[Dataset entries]
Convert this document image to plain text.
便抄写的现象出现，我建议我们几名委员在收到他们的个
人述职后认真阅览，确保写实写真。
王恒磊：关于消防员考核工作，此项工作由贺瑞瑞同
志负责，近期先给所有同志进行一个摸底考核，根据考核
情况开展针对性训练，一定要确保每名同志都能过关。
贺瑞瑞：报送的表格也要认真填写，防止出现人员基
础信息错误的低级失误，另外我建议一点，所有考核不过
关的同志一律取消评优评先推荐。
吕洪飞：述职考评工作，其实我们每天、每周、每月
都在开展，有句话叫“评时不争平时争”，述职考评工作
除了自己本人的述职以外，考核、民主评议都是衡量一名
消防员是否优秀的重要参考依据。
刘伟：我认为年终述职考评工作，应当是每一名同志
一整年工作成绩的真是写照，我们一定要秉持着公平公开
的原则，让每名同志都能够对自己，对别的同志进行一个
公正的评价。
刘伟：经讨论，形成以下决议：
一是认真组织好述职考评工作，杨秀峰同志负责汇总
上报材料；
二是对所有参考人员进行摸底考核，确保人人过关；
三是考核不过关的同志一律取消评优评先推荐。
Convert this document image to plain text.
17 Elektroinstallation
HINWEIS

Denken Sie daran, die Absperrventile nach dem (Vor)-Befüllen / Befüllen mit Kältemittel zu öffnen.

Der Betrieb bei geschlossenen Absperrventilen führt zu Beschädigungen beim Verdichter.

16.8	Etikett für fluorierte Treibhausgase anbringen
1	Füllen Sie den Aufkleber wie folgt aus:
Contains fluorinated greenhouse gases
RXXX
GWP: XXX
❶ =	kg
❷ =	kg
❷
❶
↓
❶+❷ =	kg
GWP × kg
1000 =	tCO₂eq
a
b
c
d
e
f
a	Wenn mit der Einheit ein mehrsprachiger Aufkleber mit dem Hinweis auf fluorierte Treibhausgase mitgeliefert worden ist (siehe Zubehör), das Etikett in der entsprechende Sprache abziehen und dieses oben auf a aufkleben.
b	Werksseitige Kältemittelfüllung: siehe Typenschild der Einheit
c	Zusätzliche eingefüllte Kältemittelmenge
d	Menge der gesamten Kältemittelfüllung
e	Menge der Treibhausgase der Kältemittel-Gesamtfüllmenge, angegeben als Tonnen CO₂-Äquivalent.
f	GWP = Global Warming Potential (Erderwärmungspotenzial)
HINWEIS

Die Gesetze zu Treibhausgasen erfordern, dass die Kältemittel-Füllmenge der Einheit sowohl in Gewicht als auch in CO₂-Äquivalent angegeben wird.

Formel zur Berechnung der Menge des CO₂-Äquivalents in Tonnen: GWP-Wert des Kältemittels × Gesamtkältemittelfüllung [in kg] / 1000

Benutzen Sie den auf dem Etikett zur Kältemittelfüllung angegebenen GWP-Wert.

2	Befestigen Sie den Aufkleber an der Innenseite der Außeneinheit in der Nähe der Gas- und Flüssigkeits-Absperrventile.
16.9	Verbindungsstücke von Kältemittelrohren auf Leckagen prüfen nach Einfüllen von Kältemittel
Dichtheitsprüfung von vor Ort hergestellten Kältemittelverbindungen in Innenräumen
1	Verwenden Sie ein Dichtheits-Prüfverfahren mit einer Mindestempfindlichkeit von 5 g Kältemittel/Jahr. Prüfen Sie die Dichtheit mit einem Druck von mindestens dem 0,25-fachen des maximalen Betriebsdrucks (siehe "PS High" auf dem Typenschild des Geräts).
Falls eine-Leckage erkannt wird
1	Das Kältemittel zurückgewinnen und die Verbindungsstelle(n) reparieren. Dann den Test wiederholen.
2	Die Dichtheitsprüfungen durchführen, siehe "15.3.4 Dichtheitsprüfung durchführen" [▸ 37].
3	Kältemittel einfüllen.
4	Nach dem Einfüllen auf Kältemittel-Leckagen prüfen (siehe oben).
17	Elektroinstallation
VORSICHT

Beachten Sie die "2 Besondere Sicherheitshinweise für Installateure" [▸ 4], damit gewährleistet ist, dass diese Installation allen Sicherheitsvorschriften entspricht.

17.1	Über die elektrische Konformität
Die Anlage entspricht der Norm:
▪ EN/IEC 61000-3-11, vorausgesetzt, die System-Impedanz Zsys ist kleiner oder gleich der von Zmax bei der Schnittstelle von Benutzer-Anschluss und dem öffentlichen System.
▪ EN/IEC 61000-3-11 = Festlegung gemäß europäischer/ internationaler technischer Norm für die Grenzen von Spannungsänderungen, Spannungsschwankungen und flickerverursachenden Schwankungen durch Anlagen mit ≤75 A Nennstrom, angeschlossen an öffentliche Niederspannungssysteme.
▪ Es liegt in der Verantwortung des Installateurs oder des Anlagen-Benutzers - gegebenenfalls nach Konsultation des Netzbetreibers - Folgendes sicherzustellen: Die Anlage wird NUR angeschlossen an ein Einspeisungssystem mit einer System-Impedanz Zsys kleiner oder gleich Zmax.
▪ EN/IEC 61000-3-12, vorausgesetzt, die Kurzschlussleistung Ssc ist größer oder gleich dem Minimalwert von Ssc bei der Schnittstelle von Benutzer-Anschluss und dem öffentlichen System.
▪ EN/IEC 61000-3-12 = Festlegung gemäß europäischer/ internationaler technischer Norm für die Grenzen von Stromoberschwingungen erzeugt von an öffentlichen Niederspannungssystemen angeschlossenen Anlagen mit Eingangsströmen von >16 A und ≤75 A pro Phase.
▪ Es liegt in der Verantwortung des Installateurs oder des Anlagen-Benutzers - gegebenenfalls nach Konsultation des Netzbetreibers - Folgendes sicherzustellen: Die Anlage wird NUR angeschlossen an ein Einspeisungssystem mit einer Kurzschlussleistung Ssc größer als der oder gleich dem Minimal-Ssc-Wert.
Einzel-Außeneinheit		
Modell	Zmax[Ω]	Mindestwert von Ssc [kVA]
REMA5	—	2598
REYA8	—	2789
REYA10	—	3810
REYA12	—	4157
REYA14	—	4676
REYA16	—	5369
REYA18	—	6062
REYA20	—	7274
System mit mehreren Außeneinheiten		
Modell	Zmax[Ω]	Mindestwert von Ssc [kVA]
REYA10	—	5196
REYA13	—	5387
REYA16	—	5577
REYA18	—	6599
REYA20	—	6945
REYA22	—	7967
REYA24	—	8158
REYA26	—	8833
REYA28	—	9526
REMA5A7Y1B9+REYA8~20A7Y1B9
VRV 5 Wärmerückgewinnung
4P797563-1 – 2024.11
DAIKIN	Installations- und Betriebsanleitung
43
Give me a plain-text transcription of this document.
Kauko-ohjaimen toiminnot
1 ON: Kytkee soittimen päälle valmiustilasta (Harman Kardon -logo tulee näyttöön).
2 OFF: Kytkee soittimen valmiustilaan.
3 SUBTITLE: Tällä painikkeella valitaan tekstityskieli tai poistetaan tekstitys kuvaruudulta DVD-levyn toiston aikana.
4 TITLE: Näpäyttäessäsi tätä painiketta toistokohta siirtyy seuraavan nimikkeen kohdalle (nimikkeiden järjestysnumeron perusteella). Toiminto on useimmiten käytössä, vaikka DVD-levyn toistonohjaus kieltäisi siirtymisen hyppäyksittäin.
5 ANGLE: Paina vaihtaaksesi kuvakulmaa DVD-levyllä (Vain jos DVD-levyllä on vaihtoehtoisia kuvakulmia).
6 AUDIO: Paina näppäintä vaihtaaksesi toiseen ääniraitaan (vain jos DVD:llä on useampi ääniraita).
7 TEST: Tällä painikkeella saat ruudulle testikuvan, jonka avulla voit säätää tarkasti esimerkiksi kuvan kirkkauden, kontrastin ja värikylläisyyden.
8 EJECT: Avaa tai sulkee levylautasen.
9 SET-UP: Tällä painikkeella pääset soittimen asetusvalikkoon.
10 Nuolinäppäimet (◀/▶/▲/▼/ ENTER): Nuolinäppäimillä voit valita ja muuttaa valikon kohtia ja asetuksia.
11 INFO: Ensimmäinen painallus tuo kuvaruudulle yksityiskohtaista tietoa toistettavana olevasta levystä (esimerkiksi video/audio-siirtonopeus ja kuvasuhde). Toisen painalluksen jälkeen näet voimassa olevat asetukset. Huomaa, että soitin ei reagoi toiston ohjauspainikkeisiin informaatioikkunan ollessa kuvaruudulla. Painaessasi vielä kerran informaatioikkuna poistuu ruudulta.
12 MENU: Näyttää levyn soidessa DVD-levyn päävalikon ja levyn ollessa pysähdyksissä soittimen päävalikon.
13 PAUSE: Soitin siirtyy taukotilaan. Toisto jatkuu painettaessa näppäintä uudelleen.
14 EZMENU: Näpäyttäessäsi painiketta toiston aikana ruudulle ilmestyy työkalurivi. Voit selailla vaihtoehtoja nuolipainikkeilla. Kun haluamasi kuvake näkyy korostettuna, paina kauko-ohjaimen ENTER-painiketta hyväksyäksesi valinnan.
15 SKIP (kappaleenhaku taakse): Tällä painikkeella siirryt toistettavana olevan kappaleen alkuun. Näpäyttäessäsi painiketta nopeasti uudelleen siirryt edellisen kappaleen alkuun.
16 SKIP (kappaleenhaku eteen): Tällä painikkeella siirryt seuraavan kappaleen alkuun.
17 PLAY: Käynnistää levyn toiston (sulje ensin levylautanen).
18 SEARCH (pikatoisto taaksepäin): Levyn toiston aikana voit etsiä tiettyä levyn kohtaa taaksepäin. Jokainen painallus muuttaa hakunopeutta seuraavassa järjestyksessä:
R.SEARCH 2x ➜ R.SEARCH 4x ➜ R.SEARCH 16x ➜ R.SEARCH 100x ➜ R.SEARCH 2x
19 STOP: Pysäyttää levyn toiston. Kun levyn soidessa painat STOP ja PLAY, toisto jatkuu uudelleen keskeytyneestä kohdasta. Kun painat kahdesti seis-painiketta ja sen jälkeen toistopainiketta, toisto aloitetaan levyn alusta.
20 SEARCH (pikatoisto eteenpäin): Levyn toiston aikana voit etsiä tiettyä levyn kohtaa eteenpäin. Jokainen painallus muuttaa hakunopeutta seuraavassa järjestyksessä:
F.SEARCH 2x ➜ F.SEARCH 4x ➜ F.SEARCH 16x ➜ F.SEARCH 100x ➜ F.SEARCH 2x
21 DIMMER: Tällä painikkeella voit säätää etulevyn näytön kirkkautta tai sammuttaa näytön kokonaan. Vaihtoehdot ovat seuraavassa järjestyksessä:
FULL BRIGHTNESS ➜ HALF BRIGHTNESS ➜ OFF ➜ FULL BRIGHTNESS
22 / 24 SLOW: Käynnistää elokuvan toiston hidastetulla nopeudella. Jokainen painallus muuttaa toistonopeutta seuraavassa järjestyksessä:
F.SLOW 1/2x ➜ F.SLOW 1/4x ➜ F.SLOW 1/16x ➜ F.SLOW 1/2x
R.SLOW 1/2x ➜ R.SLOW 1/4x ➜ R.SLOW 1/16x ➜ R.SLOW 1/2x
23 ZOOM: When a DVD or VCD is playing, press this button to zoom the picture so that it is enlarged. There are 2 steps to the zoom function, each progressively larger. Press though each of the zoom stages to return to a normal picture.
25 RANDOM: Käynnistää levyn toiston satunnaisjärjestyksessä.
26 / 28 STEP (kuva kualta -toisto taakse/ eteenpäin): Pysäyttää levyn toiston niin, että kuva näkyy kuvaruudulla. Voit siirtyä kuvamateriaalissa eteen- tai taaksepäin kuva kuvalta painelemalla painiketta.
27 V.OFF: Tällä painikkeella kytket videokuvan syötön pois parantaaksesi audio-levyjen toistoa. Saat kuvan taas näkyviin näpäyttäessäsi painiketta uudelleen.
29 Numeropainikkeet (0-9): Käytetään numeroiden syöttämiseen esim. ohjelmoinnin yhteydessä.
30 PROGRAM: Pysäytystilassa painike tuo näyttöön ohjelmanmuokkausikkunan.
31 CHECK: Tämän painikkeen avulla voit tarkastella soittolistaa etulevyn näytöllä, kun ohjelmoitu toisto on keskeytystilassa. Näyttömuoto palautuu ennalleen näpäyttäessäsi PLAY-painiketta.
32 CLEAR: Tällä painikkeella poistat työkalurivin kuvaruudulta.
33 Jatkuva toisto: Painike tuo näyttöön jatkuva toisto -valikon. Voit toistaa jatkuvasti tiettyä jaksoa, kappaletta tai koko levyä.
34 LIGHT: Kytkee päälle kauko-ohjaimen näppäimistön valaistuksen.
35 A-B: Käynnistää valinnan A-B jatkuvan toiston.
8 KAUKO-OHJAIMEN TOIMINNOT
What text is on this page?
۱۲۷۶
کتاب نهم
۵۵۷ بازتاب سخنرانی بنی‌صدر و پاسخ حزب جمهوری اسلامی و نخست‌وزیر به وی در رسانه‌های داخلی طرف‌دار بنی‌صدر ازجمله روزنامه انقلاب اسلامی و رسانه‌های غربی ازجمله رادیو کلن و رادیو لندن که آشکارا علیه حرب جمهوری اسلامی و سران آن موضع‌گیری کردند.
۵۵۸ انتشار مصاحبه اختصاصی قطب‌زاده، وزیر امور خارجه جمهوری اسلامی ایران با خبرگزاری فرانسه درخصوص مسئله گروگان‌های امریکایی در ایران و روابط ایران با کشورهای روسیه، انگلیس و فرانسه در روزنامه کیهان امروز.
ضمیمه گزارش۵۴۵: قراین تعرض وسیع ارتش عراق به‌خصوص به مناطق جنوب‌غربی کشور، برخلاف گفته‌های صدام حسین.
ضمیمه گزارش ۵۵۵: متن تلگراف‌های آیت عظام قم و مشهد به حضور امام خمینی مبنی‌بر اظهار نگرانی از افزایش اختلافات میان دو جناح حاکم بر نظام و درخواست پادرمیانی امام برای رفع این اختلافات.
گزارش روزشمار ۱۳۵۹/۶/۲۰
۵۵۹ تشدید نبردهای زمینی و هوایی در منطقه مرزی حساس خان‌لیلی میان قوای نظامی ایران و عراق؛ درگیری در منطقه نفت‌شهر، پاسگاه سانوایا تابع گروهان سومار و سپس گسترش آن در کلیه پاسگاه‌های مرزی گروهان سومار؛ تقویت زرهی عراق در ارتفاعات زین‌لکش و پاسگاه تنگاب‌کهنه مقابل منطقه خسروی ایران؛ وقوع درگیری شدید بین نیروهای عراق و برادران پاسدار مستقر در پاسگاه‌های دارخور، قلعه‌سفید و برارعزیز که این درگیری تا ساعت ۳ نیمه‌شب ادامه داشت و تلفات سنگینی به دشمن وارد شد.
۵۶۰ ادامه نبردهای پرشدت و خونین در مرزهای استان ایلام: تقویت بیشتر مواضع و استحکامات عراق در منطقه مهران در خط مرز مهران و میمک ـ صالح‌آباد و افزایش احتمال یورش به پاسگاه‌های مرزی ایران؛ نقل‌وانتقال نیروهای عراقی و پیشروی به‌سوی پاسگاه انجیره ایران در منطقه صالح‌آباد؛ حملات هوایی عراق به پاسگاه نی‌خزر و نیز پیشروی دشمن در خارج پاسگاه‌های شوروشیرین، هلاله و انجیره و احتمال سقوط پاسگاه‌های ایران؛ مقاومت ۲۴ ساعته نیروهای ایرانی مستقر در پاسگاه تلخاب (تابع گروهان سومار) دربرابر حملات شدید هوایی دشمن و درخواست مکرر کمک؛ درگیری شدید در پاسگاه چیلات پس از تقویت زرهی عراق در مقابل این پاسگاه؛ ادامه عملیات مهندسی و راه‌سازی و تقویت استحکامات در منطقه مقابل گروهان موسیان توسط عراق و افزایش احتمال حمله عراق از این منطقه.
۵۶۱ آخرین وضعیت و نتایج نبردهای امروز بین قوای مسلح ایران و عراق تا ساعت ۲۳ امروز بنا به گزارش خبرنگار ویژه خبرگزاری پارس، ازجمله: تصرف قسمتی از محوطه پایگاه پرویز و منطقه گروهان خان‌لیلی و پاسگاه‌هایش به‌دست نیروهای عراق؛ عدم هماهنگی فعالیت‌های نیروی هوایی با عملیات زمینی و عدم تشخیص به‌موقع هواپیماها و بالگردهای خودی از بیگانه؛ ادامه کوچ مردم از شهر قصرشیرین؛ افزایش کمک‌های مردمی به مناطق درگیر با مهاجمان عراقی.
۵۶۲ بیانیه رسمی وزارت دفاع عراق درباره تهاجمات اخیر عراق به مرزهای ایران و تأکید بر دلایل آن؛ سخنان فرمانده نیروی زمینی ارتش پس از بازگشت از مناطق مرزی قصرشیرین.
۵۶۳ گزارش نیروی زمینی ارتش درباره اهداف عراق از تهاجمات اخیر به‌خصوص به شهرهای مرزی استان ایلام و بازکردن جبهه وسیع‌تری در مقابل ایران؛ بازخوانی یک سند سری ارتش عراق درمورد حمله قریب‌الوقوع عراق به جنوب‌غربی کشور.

> _Requirement_
Go through the listing above and pull out each line containing the word "Impedanz".

> _Answer below_
▪ EN/IEC 61000-3-11, vorausgesetzt, die System-Impedanz Zsys ist kleiner oder gleich der von Zmax bei der Schnittstelle von Benutzer-Anschluss und dem öffentlichen System.
▪ Es liegt in der Verantwortung des Installateurs oder des Anlagen-Benutzers - gegebenenfalls nach Konsultation des Netzbetreibers - Folgendes sicherzustellen: Die Anlage wird NUR angeschlossen an ein Einspeisungssystem mit einer System-Impedanz Zsys kleiner oder gleich Zmax.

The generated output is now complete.